Quote, word for word, only the lines running from the line with "What's the underlying" through the end of the listing. Leave out the pictures.

## RECORD EXCERPTS
□ □ □ □
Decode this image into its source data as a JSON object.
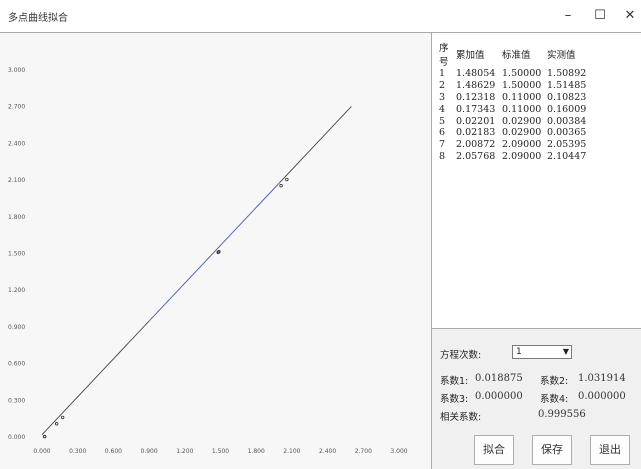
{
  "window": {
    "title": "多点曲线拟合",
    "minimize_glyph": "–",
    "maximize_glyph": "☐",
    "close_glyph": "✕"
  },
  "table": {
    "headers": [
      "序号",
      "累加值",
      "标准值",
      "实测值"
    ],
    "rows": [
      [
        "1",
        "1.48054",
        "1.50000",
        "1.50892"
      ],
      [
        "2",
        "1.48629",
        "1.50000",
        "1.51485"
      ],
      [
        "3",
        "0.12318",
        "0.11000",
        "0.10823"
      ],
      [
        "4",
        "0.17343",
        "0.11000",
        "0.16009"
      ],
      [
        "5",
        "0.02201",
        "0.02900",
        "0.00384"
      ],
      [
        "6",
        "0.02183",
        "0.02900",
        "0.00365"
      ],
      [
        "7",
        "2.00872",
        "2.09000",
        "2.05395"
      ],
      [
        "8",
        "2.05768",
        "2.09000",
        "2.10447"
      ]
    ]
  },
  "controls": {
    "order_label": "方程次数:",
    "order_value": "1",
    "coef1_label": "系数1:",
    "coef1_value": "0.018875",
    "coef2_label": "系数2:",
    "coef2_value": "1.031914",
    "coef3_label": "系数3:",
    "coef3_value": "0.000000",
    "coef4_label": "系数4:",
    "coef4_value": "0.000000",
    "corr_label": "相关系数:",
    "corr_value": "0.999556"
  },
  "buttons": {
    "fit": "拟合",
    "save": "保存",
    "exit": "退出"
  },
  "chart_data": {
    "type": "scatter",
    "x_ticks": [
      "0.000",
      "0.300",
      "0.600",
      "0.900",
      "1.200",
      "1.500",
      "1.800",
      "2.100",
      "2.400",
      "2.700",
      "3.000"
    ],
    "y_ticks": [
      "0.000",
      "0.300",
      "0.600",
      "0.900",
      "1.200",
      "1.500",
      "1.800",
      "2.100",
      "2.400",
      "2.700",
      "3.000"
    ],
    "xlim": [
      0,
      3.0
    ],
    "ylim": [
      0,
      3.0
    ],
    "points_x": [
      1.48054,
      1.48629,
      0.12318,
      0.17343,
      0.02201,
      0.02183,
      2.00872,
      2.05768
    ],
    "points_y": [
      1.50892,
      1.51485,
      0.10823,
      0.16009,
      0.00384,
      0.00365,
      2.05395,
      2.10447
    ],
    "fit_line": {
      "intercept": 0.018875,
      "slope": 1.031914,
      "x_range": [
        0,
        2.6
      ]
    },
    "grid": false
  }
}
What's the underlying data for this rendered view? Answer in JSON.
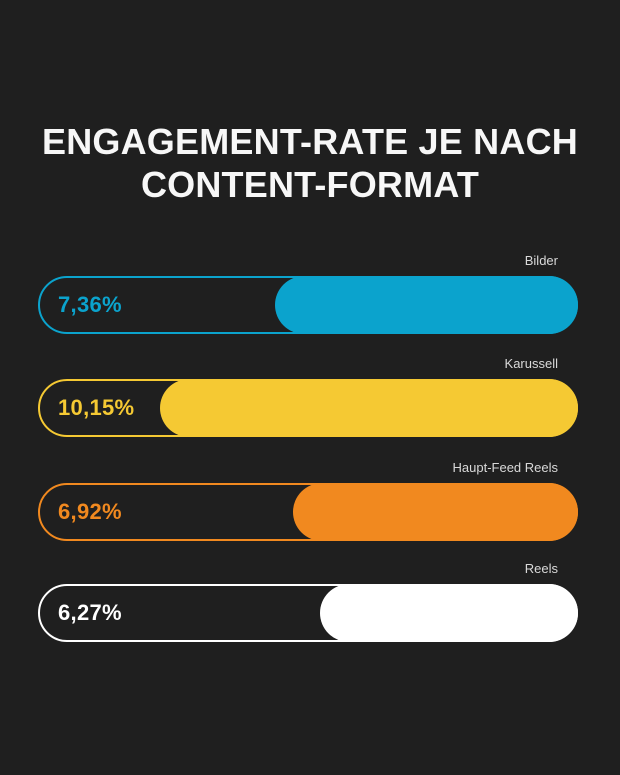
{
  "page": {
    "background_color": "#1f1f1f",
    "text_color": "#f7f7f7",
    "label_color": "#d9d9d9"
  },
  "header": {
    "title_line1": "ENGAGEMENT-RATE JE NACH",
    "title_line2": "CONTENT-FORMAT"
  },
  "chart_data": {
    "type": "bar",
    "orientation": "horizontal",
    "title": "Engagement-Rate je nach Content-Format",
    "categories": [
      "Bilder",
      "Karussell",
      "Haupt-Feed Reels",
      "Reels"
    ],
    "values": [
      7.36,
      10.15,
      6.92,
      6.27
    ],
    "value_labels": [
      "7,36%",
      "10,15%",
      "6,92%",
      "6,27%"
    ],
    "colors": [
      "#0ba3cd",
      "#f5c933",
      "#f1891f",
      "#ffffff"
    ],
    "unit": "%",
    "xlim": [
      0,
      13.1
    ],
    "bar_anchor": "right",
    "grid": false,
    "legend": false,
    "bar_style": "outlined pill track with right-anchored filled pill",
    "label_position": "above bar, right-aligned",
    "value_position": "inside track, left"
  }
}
□ □ □ □
## EXERCISE RESPONSE
What's the underlying data for this rendered view? Answer in JSON.
{
  "page": {
    "background_color": "#1f1f1f",
    "text_color": "#f7f7f7",
    "label_color": "#d9d9d9"
  },
  "header": {
    "title_line1": "ENGAGEMENT-RATE JE NACH",
    "title_line2": "CONTENT-FORMAT"
  },
  "chart_data": {
    "type": "bar",
    "orientation": "horizontal",
    "title": "Engagement-Rate je nach Content-Format",
    "categories": [
      "Bilder",
      "Karussell",
      "Haupt-Feed Reels",
      "Reels"
    ],
    "values": [
      7.36,
      10.15,
      6.92,
      6.27
    ],
    "value_labels": [
      "7,36%",
      "10,15%",
      "6,92%",
      "6,27%"
    ],
    "colors": [
      "#0ba3cd",
      "#f5c933",
      "#f1891f",
      "#ffffff"
    ],
    "unit": "%",
    "xlim": [
      0,
      13.1
    ],
    "bar_anchor": "right",
    "grid": false,
    "legend": false,
    "bar_style": "outlined pill track with right-anchored filled pill",
    "label_position": "above bar, right-aligned",
    "value_position": "inside track, left"
  }
}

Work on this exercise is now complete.